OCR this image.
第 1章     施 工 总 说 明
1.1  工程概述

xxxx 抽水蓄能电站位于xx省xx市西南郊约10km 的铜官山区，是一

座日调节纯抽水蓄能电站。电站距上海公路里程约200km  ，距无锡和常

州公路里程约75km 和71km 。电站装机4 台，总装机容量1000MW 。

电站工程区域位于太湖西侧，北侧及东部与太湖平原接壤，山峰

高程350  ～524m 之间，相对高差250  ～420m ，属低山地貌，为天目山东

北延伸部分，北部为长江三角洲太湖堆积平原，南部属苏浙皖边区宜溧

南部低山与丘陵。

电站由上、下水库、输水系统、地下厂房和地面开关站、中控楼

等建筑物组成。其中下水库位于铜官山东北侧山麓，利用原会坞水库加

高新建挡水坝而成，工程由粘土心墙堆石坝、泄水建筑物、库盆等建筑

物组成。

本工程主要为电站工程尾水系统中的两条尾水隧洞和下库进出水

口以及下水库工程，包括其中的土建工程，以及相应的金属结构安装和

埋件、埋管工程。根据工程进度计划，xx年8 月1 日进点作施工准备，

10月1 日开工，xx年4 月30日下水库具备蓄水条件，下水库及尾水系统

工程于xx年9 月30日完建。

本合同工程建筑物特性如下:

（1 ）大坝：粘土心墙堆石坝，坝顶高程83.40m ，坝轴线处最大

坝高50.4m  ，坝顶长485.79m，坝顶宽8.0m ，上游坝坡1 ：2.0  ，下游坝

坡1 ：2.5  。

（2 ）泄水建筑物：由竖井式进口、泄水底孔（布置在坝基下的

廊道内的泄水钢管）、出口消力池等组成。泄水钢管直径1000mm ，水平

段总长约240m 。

--

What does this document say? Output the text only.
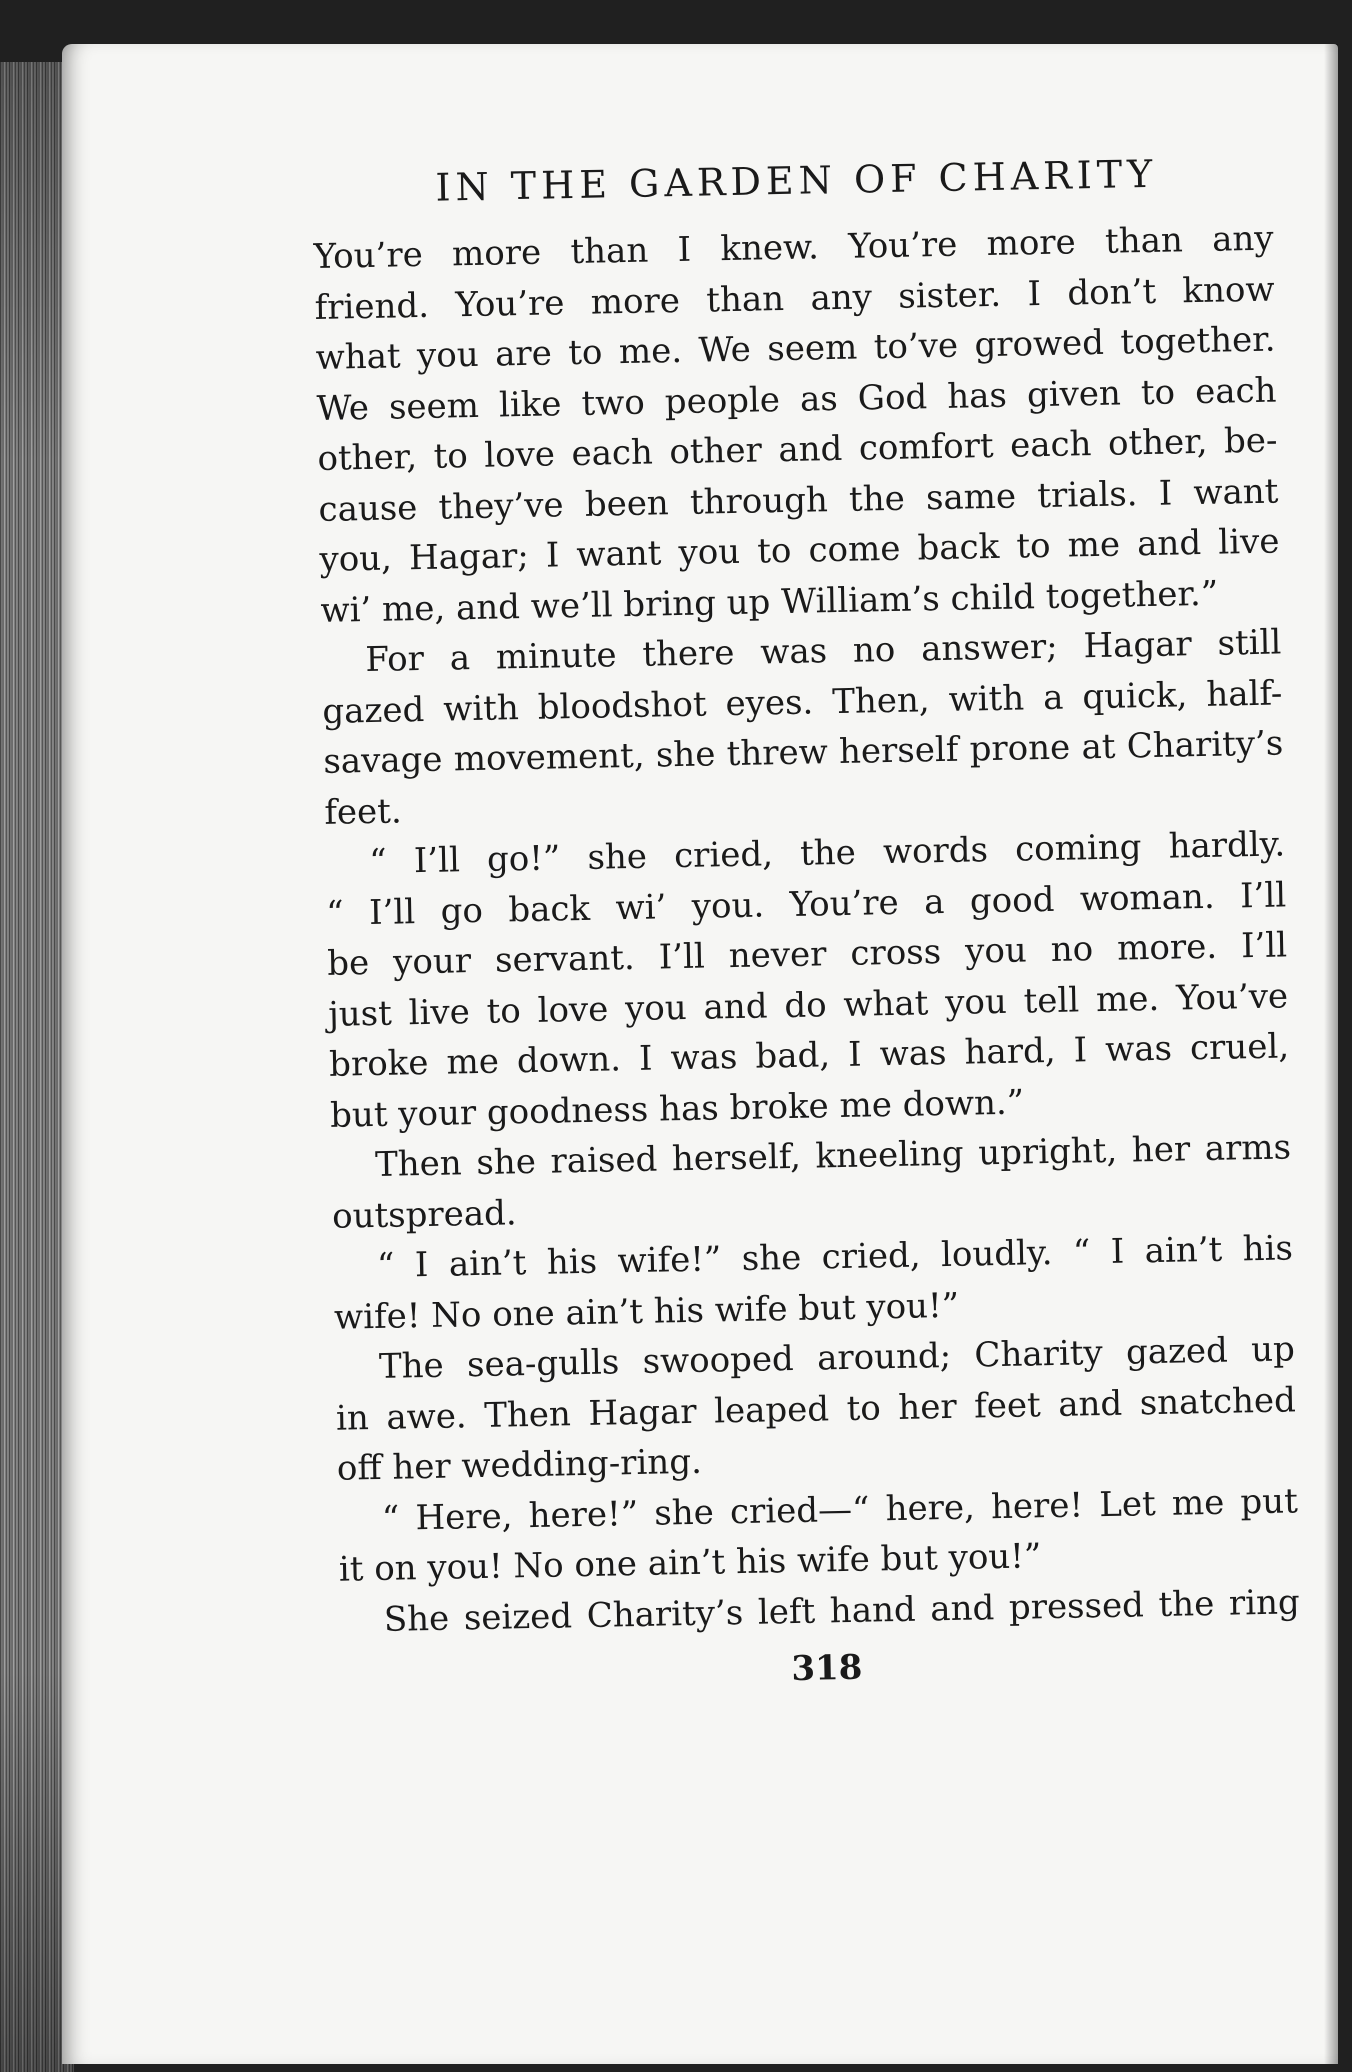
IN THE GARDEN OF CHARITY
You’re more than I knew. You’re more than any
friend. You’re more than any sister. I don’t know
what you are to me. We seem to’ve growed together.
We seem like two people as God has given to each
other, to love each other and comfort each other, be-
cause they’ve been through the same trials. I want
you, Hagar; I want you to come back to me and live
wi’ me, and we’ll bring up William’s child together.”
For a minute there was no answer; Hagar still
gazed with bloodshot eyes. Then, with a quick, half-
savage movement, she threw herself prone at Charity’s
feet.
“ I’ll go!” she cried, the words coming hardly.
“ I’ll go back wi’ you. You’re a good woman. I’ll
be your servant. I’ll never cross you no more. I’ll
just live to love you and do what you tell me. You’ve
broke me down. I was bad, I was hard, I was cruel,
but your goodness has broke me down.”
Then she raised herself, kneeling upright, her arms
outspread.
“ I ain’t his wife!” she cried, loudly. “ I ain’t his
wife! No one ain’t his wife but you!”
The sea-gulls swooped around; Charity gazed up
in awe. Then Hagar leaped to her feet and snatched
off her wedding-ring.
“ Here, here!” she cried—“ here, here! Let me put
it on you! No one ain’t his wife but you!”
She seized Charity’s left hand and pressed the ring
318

...

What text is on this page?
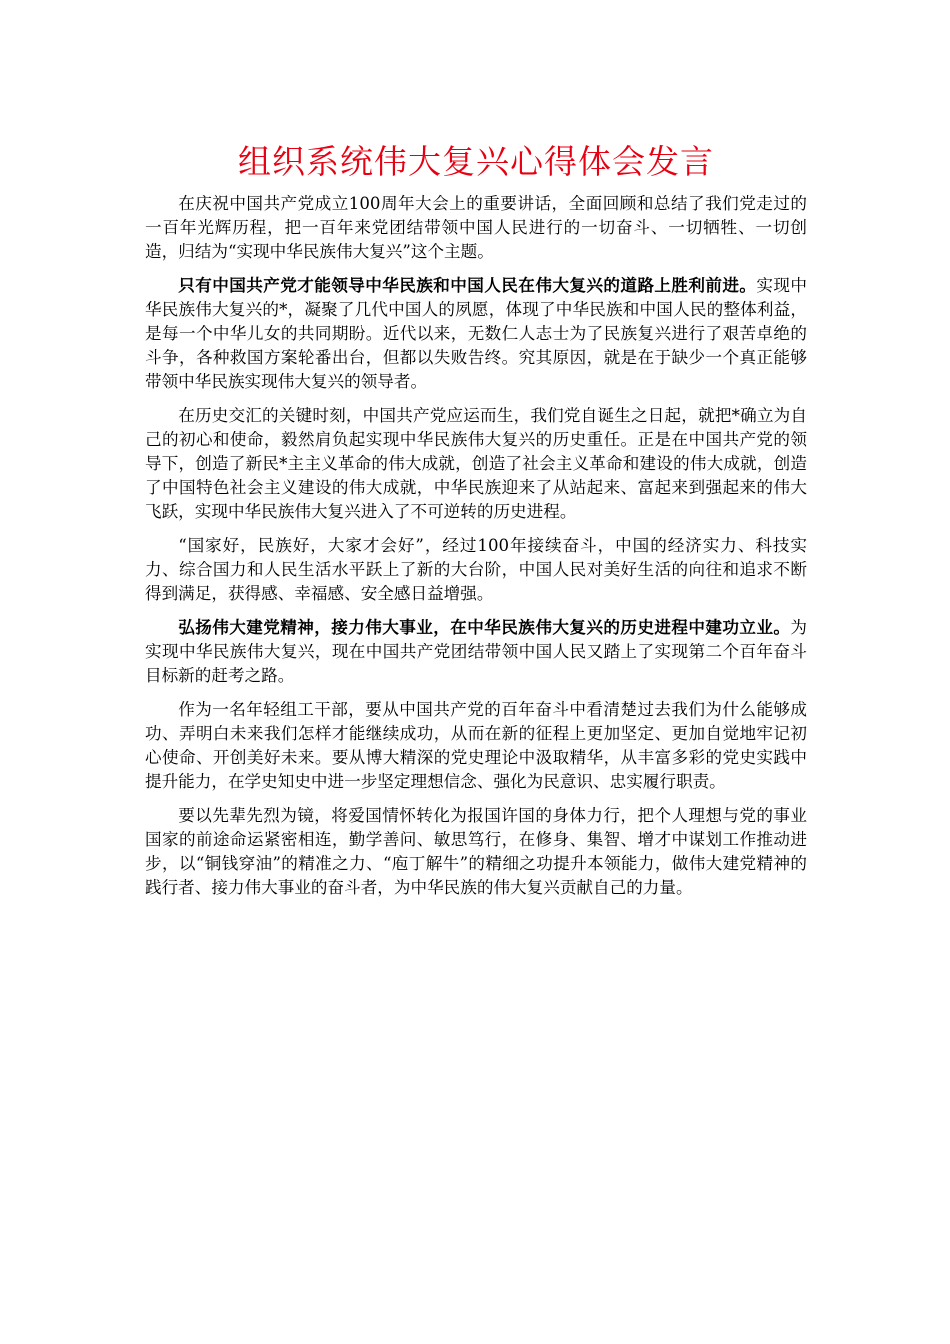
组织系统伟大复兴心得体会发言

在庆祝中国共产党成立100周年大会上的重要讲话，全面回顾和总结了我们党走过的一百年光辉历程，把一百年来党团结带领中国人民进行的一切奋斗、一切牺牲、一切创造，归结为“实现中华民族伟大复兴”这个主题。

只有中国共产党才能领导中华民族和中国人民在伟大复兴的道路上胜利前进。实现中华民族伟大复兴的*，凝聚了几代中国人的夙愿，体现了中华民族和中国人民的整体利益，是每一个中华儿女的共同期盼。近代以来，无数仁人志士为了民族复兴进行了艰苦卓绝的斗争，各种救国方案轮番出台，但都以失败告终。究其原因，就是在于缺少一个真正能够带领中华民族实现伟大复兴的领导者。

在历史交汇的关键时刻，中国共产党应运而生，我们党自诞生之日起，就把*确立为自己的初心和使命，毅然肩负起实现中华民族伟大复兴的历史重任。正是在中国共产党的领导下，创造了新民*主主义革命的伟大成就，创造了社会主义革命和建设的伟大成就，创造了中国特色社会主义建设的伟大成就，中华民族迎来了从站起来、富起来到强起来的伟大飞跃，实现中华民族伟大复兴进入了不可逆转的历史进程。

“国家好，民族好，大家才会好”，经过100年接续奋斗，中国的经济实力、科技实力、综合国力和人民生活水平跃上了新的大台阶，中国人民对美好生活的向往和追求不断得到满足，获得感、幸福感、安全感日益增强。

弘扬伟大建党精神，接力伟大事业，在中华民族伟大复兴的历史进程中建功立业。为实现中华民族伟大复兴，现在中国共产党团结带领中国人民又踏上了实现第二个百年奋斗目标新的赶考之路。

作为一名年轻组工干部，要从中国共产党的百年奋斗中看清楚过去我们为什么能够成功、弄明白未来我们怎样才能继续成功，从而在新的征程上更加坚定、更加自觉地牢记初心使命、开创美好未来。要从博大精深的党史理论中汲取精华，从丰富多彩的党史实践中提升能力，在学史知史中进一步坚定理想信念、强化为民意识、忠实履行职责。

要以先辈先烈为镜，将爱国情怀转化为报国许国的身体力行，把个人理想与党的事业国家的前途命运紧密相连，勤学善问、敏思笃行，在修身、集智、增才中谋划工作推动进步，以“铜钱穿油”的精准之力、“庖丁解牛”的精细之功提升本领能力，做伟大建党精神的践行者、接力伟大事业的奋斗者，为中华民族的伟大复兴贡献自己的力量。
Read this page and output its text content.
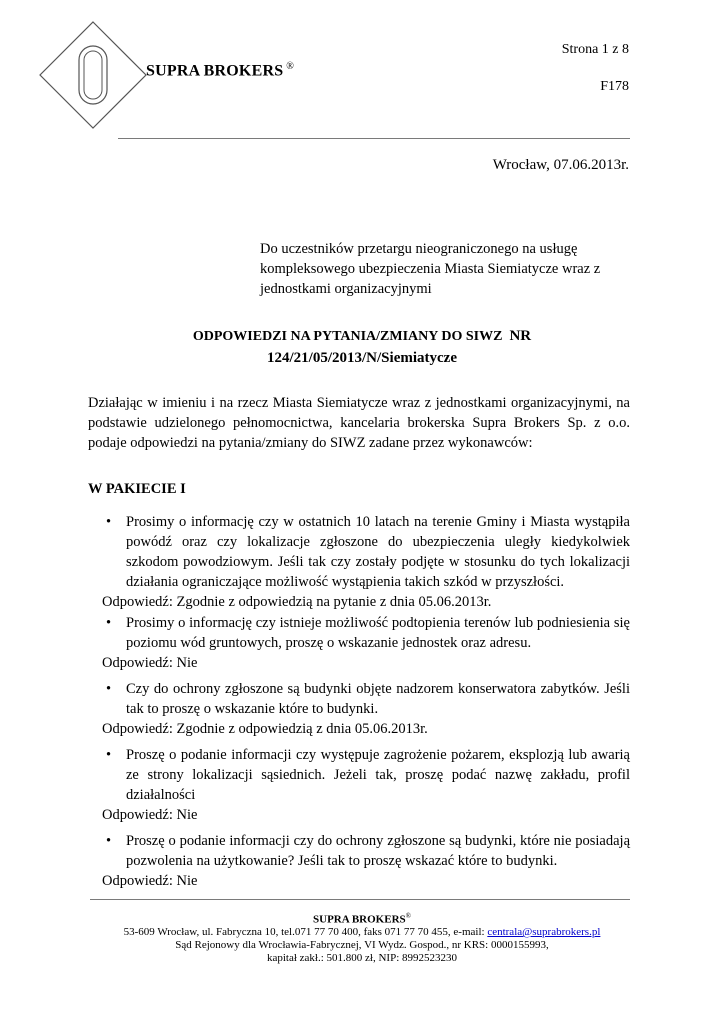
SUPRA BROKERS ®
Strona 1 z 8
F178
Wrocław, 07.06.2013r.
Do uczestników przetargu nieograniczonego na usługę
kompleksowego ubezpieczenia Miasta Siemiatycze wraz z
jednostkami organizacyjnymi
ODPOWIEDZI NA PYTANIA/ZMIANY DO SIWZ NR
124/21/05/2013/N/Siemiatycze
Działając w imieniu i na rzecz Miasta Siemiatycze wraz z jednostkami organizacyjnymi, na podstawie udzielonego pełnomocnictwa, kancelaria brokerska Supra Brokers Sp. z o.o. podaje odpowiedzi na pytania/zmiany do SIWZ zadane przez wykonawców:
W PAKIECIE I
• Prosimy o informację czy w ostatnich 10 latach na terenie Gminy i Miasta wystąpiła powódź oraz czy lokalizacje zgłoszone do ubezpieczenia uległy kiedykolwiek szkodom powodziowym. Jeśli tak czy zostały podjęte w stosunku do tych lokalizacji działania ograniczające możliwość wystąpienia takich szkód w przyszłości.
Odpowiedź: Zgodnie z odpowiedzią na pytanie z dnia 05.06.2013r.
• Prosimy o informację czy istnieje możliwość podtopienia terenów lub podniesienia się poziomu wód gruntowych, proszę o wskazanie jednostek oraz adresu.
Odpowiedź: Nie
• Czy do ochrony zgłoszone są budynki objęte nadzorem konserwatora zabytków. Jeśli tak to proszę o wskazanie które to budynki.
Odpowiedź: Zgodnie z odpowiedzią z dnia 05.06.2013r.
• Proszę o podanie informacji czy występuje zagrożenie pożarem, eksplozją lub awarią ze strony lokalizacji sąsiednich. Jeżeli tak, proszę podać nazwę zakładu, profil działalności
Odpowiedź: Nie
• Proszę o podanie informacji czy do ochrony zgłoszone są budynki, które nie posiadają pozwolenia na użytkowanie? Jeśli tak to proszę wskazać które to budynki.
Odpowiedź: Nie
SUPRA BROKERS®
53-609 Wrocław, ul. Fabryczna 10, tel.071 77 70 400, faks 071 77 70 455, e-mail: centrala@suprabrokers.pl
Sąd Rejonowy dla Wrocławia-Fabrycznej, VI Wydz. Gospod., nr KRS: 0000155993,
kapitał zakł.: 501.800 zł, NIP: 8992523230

## CHALLENGE
Find the word "Prosimy" and list each line it appears in.

## ANSWER TO THE PROBLEM
• Prosimy o informację czy w ostatnich 10 latach na terenie Gminy i Miasta wystąpiła powódź oraz czy lokalizacje zgłoszone do ubezpieczenia uległy kiedykolwiek szkodom powodziowym. Jeśli tak czy zostały podjęte w stosunku do tych lokalizacji działania ograniczające możliwość wystąpienia takich szkód w przyszłości.
• Prosimy o informację czy istnieje możliwość podtopienia terenów lub podniesienia się poziomu wód gruntowych, proszę o wskazanie jednostek oraz adresu.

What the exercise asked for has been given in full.